Work required – Copy exactly the last part of the entries, starting from the line with "Output a JSON" and including the final line.

Data for this exercise –
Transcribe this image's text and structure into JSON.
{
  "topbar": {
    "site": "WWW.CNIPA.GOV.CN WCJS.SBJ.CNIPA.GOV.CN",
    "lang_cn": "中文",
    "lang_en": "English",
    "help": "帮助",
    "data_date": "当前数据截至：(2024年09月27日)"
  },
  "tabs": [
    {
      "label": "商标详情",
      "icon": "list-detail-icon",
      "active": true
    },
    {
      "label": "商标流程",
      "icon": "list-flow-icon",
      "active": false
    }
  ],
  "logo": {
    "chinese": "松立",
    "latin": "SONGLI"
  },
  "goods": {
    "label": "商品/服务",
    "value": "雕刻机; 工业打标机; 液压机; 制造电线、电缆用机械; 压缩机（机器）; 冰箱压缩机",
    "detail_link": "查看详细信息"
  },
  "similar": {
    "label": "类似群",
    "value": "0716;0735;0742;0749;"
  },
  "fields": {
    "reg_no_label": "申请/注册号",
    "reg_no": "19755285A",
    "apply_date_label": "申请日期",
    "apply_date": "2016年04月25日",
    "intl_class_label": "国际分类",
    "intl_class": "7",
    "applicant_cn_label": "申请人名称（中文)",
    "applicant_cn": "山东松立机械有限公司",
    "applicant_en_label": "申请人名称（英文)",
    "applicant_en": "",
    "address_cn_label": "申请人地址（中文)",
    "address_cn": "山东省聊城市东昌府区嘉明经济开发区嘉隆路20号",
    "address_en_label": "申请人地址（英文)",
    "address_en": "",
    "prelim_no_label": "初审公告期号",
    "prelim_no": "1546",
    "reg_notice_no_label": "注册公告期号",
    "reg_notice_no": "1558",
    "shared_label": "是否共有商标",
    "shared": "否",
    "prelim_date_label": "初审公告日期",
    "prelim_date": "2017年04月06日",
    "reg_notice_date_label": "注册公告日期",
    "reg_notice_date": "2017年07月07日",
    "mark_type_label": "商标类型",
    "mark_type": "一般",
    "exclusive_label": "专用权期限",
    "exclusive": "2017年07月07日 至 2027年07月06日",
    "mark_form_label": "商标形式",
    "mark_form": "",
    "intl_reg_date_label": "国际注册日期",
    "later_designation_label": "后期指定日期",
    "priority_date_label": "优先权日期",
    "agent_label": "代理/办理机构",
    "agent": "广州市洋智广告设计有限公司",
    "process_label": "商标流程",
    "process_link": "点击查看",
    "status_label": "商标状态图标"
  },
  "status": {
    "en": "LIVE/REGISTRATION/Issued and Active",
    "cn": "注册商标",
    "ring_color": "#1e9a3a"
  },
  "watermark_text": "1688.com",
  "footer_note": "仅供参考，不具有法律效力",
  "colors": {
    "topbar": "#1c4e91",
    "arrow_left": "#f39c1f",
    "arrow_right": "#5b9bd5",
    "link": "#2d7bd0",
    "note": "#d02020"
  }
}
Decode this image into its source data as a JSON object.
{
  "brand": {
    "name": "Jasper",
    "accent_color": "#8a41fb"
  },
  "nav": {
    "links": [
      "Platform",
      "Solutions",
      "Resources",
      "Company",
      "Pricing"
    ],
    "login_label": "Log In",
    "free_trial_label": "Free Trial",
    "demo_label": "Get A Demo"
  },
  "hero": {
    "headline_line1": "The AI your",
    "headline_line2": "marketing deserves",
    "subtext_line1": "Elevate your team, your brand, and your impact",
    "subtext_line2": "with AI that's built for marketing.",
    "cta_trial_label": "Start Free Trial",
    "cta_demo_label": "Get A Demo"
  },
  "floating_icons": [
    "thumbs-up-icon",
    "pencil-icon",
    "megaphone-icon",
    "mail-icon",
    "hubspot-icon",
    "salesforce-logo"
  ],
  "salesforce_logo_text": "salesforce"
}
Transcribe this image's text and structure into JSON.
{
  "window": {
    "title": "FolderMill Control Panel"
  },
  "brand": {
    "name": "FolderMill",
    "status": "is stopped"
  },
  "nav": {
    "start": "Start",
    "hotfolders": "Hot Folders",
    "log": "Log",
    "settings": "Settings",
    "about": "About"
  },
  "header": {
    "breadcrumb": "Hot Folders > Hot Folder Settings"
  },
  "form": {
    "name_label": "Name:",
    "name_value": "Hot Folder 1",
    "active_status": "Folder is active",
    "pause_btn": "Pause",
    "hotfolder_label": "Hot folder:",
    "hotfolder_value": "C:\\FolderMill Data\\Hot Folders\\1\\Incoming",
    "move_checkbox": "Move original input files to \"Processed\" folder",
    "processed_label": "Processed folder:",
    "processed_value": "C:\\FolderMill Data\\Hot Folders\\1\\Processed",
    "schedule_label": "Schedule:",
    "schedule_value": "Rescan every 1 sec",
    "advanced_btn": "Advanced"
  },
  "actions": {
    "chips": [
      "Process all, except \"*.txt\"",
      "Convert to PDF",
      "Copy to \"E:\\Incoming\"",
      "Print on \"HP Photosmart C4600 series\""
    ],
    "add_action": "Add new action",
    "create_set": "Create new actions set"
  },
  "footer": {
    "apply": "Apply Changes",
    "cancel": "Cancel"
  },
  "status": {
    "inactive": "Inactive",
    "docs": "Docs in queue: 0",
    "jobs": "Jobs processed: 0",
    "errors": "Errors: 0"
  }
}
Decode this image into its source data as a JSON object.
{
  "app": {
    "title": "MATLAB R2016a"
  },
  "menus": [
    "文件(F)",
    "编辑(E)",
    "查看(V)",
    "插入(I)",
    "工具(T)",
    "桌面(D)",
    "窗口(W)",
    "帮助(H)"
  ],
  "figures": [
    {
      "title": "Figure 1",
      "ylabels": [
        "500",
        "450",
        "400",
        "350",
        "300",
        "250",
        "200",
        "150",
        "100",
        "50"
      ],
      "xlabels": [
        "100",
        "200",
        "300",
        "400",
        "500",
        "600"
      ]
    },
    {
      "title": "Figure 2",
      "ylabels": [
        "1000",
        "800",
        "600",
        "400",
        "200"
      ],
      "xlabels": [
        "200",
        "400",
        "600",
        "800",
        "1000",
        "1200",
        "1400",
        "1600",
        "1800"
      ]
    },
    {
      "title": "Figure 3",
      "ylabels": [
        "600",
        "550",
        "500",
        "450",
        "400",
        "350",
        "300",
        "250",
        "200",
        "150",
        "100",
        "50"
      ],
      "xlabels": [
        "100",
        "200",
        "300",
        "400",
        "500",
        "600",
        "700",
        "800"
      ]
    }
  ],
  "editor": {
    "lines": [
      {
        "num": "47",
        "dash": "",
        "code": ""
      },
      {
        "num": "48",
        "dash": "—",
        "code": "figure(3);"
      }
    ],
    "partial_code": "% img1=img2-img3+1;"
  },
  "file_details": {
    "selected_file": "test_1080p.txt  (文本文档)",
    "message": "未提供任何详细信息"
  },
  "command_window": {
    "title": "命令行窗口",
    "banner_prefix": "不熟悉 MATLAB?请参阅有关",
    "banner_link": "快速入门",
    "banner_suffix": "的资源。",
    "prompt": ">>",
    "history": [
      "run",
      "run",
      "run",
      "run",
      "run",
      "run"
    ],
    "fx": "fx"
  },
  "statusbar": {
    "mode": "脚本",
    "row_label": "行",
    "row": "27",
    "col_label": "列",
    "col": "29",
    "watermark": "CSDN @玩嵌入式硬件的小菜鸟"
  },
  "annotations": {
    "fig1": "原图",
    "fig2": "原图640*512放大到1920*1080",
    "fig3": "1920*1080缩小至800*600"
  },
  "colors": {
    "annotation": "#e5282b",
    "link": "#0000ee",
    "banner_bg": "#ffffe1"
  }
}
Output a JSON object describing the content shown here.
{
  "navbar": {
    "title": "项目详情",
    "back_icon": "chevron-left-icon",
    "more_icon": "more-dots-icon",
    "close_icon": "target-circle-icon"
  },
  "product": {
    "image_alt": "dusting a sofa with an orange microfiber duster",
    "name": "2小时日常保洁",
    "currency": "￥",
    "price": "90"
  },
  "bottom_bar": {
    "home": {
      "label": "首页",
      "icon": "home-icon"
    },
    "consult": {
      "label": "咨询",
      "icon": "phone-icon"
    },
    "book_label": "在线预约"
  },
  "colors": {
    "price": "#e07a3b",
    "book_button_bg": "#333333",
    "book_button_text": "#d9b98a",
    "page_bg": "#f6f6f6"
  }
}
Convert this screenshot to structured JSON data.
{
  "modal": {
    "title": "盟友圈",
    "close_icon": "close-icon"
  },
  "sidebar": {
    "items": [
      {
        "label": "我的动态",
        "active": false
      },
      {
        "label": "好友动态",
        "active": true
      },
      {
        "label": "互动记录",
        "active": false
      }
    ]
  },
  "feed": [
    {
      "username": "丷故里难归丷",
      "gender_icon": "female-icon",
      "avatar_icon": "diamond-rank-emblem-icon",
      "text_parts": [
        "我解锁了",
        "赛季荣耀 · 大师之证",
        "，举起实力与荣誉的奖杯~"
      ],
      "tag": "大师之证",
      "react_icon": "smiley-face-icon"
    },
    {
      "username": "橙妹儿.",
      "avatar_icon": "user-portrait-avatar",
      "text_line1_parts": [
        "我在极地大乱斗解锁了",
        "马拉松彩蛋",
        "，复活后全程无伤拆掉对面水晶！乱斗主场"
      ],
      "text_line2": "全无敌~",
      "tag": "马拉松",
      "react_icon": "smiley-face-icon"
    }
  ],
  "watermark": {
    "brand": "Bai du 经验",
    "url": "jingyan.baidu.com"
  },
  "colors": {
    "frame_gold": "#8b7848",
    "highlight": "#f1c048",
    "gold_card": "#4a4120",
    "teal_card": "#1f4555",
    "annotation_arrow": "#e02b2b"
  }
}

Result of this exercise –
Output a JSON object describing the content shown here.
{
  "navbar": {
    "title": "项目详情",
    "back_icon": "chevron-left-icon",
    "more_icon": "more-dots-icon",
    "close_icon": "target-circle-icon"
  },
  "product": {
    "image_alt": "dusting a sofa with an orange microfiber duster",
    "name": "2小时日常保洁",
    "currency": "￥",
    "price": "90"
  },
  "bottom_bar": {
    "home": {
      "label": "首页",
      "icon": "home-icon"
    },
    "consult": {
      "label": "咨询",
      "icon": "phone-icon"
    },
    "book_label": "在线预约"
  },
  "colors": {
    "price": "#e07a3b",
    "book_button_bg": "#333333",
    "book_button_text": "#d9b98a",
    "page_bg": "#f6f6f6"
  }
}
Convert this screenshot to structured JSON data.
{
  "modal": {
    "title": "盟友圈",
    "close_icon": "close-icon"
  },
  "sidebar": {
    "items": [
      {
        "label": "我的动态",
        "active": false
      },
      {
        "label": "好友动态",
        "active": true
      },
      {
        "label": "互动记录",
        "active": false
      }
    ]
  },
  "feed": [
    {
      "username": "丷故里难归丷",
      "gender_icon": "female-icon",
      "avatar_icon": "diamond-rank-emblem-icon",
      "text_parts": [
        "我解锁了",
        "赛季荣耀 · 大师之证",
        "，举起实力与荣誉的奖杯~"
      ],
      "tag": "大师之证",
      "react_icon": "smiley-face-icon"
    },
    {
      "username": "橙妹儿.",
      "avatar_icon": "user-portrait-avatar",
      "text_line1_parts": [
        "我在极地大乱斗解锁了",
        "马拉松彩蛋",
        "，复活后全程无伤拆掉对面水晶！乱斗主场"
      ],
      "text_line2": "全无敌~",
      "tag": "马拉松",
      "react_icon": "smiley-face-icon"
    }
  ],
  "watermark": {
    "brand": "Bai du 经验",
    "url": "jingyan.baidu.com"
  },
  "colors": {
    "frame_gold": "#8b7848",
    "highlight": "#f1c048",
    "gold_card": "#4a4120",
    "teal_card": "#1f4555",
    "annotation_arrow": "#e02b2b"
  }
}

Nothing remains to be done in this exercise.